_WHAT THE EXERCISE ASKS_
Copy the entries verbatim, from the first line through the line that contains "square-a6[interactable] <box>3 52 28 77</box>".

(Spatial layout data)
[START]
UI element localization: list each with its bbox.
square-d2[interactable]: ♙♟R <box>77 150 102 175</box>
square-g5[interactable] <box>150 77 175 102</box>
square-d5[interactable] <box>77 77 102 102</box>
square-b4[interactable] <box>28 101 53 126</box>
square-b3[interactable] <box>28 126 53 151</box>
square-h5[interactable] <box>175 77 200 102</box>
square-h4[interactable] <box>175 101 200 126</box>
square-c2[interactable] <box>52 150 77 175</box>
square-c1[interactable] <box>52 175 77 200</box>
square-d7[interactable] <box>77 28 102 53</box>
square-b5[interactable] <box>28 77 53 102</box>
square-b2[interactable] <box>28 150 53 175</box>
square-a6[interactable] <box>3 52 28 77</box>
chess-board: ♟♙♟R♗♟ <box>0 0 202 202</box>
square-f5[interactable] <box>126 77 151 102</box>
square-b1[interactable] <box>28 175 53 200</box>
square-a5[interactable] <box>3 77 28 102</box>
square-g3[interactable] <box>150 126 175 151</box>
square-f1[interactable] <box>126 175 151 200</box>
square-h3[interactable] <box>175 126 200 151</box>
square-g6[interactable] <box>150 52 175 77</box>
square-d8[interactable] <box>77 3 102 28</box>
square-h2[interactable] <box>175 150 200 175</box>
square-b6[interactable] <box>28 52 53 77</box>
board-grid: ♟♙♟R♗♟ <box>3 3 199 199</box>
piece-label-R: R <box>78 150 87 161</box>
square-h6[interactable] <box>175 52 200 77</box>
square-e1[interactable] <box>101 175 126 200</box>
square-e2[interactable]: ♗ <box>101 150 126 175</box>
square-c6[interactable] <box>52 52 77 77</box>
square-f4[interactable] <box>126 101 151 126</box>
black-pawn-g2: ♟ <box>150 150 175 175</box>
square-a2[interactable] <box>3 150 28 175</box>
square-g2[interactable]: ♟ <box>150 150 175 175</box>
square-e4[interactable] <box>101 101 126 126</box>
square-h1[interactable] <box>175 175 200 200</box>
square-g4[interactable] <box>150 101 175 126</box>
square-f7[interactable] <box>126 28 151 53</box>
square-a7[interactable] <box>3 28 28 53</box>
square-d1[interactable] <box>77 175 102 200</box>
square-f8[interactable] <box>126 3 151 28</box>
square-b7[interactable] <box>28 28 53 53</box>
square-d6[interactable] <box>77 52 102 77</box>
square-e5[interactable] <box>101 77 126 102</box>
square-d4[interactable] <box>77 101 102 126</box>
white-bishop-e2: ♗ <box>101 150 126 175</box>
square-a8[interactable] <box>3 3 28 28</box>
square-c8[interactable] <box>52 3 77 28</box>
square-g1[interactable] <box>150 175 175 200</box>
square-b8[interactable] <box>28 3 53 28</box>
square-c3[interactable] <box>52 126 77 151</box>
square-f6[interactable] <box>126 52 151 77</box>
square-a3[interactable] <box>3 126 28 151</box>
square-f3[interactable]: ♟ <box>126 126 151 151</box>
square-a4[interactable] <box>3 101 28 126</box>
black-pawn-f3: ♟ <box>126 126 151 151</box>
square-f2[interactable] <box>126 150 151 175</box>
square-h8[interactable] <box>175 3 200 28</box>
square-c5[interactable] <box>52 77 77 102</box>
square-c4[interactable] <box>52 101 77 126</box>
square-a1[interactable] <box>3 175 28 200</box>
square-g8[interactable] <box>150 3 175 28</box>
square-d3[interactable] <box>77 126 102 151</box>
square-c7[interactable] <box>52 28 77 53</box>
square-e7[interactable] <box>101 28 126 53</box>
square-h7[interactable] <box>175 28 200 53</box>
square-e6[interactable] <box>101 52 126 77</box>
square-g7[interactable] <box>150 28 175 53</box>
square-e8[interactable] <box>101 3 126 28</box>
[END]
_FULL OUTPUT_
UI element localization: list each with its bbox.
square-d2[interactable]: ♙♟R <box>77 150 102 175</box>
square-g5[interactable] <box>150 77 175 102</box>
square-d5[interactable] <box>77 77 102 102</box>
square-b4[interactable] <box>28 101 53 126</box>
square-b3[interactable] <box>28 126 53 151</box>
square-h5[interactable] <box>175 77 200 102</box>
square-h4[interactable] <box>175 101 200 126</box>
square-c2[interactable] <box>52 150 77 175</box>
square-c1[interactable] <box>52 175 77 200</box>
square-d7[interactable] <box>77 28 102 53</box>
square-b5[interactable] <box>28 77 53 102</box>
square-b2[interactable] <box>28 150 53 175</box>
square-a6[interactable] <box>3 52 28 77</box>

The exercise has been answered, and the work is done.